## STATED PROBLEM
Select, from the material below, each line with "object" in it.

Stored items from a collection

## BEGIN

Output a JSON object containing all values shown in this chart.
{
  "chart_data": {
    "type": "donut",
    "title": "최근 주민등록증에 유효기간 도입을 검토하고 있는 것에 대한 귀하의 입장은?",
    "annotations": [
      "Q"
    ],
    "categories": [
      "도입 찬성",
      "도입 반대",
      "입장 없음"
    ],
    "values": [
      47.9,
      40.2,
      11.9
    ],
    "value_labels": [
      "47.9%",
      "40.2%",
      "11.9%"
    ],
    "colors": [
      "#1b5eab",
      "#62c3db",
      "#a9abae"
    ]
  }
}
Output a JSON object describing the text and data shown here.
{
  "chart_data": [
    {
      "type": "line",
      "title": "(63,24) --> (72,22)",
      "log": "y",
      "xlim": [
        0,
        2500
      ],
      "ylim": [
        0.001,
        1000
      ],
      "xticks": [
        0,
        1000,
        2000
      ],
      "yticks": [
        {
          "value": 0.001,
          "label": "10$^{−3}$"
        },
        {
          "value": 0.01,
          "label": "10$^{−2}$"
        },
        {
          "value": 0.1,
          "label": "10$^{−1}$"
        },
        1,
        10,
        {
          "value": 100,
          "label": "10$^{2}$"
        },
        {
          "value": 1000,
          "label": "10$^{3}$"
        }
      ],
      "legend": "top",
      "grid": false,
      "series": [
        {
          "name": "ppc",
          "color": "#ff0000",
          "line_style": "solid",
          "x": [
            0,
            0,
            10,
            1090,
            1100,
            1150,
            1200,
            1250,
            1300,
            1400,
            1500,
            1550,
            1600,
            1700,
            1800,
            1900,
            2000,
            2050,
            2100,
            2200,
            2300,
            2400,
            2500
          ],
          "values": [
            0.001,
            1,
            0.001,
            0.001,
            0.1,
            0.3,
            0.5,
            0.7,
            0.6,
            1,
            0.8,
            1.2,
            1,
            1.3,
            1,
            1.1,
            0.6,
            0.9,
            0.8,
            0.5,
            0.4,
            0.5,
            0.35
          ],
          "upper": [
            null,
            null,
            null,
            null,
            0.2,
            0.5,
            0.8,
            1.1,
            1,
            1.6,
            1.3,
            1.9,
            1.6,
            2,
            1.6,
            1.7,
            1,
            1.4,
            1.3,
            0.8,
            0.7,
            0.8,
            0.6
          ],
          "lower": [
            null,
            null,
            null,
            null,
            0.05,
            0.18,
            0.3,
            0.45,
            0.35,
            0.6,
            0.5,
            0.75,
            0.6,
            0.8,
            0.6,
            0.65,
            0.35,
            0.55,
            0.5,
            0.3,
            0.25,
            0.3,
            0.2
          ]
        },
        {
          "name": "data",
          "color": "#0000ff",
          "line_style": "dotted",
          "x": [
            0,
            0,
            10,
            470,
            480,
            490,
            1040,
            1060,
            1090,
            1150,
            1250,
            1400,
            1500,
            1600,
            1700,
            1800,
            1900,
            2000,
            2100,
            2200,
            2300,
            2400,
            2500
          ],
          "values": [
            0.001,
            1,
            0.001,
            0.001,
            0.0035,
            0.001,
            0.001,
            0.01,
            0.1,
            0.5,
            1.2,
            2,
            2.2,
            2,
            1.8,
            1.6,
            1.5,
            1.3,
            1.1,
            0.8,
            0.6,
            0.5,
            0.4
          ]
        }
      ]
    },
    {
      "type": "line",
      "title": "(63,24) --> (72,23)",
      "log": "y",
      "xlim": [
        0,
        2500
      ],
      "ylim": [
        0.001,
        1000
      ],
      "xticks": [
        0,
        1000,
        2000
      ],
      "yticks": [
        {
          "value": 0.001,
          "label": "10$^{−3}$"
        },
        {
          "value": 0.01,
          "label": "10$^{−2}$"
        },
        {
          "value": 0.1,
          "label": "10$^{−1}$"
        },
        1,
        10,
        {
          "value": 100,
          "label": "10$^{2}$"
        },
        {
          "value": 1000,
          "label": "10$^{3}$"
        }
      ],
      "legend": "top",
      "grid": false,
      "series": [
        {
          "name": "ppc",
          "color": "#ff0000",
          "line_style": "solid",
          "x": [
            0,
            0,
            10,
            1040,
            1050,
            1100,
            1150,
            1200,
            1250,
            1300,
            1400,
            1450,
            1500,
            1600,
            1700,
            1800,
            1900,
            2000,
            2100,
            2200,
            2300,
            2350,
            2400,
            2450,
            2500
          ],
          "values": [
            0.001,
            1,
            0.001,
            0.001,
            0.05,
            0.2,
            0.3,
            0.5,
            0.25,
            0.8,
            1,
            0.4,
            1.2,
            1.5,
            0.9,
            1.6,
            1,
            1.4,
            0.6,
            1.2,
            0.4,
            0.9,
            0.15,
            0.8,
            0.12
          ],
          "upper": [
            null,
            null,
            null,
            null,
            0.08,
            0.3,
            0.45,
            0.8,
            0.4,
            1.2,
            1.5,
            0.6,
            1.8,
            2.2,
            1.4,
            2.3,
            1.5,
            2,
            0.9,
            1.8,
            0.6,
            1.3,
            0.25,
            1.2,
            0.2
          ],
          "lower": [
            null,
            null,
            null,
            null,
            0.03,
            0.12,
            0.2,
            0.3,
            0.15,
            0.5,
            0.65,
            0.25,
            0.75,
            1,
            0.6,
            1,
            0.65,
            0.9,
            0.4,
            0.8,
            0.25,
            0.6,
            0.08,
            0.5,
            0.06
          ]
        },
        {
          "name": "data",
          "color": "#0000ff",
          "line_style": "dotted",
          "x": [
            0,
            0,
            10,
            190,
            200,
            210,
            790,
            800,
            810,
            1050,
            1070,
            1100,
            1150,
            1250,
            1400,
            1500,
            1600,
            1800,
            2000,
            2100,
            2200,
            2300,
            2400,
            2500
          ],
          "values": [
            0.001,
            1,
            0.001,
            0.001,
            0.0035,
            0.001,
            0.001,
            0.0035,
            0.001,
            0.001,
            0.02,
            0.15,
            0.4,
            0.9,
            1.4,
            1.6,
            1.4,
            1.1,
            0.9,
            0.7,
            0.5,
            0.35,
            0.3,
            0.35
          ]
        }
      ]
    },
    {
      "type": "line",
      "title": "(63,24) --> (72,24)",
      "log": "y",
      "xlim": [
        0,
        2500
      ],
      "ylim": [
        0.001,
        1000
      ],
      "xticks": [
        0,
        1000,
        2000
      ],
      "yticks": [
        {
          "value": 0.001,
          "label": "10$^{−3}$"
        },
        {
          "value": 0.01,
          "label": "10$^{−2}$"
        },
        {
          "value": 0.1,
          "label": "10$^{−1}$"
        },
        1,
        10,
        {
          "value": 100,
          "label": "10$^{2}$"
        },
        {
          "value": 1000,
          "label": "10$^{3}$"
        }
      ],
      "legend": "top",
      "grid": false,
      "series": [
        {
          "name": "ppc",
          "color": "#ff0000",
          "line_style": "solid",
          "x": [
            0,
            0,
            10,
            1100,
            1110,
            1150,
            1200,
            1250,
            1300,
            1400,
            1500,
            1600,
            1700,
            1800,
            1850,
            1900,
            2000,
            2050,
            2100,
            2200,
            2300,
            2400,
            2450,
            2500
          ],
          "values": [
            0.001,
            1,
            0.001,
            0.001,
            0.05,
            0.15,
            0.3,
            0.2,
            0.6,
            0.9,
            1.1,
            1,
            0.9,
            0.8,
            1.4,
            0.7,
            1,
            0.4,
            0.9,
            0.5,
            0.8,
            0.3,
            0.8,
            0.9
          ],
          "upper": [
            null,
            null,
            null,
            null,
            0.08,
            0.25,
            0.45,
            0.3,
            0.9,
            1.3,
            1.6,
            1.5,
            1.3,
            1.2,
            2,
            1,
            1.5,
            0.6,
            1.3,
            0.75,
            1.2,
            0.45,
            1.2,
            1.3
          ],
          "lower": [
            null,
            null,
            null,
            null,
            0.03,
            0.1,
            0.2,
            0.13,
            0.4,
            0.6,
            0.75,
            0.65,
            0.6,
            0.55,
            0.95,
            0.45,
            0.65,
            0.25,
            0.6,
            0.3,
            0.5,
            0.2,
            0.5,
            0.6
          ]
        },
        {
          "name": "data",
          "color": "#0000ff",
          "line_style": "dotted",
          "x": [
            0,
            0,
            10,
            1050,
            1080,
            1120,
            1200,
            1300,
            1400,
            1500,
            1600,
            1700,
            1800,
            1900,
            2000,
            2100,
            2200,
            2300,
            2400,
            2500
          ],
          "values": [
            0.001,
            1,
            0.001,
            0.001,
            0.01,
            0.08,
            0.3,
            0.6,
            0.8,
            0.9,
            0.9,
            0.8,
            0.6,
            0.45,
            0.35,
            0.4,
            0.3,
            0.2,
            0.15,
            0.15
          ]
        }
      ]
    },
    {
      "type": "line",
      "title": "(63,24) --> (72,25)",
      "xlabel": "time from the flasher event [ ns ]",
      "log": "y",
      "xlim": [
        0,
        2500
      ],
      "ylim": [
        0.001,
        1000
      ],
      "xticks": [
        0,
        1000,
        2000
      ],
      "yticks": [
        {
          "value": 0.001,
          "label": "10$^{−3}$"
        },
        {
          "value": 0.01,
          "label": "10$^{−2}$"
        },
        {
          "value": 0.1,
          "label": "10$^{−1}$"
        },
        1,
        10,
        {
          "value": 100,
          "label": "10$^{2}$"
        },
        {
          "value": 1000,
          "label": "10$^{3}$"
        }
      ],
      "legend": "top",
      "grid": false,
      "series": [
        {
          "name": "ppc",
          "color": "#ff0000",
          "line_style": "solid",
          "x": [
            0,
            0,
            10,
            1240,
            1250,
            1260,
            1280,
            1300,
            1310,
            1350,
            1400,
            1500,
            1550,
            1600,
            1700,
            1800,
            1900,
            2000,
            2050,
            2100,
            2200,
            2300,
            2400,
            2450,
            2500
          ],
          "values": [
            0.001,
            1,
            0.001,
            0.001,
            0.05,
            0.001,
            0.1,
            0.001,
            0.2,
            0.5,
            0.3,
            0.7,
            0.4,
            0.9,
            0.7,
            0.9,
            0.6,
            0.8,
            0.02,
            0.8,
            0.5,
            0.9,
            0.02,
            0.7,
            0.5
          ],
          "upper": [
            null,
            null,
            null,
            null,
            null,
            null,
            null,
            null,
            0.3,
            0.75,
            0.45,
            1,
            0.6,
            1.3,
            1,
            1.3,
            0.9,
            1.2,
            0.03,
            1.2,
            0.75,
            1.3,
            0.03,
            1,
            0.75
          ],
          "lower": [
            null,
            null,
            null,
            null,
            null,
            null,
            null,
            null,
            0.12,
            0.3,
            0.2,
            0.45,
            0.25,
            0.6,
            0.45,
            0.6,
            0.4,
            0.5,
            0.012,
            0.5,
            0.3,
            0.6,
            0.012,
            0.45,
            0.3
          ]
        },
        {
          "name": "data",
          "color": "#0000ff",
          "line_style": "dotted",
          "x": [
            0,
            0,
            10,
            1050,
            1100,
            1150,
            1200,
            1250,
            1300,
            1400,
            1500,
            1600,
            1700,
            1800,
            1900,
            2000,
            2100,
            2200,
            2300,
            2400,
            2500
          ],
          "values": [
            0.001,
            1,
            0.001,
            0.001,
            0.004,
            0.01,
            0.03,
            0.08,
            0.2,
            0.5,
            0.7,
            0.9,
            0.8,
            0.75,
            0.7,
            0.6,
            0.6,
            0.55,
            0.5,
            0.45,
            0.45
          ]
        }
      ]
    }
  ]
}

## END

## THE RESULT
Output a JSON object containing all values shown in this chart.
Output a JSON object describing the text and data shown here.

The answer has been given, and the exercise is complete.